_DATA ROWS_
--
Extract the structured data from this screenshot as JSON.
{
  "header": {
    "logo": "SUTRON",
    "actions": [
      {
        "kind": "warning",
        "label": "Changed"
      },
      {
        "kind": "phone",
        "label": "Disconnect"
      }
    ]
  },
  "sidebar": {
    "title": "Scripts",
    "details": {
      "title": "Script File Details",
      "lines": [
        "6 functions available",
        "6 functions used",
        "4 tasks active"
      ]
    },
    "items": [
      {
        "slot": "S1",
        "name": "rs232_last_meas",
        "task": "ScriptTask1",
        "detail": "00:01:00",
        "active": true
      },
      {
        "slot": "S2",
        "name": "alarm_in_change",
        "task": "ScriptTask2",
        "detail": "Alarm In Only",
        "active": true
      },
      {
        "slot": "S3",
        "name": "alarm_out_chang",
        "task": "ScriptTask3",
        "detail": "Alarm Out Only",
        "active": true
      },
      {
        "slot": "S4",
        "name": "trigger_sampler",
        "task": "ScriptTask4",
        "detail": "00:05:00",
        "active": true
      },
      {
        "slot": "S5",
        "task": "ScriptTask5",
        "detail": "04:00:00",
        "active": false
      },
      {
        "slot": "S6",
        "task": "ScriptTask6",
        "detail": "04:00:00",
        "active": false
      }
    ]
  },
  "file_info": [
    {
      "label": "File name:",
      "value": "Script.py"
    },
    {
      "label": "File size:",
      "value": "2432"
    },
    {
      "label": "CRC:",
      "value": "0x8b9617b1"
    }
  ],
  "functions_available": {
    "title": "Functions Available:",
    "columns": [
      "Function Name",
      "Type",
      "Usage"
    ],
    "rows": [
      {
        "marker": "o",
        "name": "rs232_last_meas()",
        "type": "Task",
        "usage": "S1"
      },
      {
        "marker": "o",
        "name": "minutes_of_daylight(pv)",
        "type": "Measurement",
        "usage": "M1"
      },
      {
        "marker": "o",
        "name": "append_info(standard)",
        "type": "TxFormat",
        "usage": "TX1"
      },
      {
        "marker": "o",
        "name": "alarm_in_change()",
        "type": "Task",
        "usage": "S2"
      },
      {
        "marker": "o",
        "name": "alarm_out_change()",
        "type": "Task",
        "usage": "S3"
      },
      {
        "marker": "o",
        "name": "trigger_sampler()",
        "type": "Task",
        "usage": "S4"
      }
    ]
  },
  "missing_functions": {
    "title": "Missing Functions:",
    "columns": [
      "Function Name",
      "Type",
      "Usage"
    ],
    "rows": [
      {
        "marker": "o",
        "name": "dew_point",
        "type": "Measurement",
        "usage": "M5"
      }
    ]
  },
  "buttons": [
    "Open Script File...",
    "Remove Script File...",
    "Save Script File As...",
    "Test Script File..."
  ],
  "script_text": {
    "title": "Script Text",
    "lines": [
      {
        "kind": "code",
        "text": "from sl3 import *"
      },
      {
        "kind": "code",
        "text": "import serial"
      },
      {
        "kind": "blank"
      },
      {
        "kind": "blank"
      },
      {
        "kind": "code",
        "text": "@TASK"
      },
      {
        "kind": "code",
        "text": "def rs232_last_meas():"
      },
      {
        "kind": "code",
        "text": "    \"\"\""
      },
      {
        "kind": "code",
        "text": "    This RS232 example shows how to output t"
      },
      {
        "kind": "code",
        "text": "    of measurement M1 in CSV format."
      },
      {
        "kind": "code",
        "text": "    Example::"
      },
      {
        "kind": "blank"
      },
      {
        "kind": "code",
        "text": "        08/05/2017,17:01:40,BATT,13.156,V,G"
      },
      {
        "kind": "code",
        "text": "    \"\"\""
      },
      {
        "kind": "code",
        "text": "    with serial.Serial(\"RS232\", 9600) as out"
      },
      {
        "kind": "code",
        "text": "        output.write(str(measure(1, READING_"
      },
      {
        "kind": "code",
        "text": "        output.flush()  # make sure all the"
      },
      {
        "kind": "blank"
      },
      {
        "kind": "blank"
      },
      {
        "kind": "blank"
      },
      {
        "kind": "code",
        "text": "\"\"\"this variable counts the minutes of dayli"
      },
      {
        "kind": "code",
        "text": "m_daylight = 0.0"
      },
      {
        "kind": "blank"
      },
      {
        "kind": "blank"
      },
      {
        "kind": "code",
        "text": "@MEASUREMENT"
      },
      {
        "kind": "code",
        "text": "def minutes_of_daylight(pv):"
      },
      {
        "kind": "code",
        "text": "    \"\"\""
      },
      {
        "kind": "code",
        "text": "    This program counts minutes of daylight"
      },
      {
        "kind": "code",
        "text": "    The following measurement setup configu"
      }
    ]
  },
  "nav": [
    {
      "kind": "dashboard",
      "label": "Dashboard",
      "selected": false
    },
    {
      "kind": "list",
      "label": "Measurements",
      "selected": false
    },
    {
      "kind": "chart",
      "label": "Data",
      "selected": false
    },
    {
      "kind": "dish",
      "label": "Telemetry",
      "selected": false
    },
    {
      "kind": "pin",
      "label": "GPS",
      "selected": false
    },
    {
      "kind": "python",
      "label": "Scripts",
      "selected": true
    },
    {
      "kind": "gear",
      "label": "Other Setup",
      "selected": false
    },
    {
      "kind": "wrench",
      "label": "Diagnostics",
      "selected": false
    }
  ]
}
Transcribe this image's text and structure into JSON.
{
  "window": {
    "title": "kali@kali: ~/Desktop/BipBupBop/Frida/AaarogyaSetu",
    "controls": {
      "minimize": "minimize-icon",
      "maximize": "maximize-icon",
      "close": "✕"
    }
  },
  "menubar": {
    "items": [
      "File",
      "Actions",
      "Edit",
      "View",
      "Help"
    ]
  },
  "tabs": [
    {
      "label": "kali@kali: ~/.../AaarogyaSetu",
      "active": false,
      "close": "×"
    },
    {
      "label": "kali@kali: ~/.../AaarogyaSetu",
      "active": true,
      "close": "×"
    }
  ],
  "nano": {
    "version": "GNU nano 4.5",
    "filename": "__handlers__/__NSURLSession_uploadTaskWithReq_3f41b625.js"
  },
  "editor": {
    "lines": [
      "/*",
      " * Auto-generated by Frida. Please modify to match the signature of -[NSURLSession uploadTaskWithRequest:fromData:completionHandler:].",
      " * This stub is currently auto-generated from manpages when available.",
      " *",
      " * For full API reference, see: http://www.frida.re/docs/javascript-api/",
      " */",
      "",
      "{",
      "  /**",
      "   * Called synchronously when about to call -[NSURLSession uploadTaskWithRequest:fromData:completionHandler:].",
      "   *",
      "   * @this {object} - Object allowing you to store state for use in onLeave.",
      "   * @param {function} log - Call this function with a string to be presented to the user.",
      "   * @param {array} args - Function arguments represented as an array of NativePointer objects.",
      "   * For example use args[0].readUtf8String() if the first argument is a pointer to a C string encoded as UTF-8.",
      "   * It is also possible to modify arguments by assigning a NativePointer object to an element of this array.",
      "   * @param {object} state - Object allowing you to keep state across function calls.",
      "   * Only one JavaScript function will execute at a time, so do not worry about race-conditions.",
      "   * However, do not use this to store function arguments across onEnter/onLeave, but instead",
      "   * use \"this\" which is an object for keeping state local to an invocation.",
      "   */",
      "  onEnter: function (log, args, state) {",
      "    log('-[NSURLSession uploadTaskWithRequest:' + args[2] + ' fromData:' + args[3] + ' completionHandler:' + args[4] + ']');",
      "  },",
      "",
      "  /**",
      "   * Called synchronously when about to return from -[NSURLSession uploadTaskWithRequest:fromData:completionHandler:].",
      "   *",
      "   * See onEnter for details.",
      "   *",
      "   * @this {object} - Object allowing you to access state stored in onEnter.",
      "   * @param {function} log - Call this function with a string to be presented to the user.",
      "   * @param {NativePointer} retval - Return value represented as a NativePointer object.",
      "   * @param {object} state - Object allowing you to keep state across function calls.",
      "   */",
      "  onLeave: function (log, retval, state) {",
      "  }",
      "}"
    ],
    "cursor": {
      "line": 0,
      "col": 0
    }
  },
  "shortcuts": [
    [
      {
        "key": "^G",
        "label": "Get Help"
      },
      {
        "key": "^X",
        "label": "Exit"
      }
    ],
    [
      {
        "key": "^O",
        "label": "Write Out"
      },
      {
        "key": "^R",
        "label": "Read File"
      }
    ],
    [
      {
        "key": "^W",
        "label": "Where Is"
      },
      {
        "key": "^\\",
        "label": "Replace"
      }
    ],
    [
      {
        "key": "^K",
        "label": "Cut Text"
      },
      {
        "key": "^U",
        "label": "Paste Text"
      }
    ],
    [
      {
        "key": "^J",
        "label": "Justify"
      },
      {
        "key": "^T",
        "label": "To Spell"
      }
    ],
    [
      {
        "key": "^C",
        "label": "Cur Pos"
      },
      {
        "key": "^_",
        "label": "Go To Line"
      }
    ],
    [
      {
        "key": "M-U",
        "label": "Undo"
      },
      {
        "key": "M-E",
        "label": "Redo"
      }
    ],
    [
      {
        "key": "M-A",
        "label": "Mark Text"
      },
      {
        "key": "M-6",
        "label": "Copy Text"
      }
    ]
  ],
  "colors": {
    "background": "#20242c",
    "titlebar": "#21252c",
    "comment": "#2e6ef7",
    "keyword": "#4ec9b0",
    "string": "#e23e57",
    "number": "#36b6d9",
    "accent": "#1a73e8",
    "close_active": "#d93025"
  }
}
--
_TASK REQUIREMENTS_
Look through the records and gather each line with the word "about".

_RESULT FOR THIS TASK_
      "   * Called synchronously when about to call -[NSURLSession uploadTaskWithRequest:fromData:completionHandler:].",
      "   * Only one JavaScript function will execute at a time, so do not worry about race-conditions.",
      "   * Called synchronously when about to return from -[NSURLSession uploadTaskWithRequest:fromData:completionHandler:].",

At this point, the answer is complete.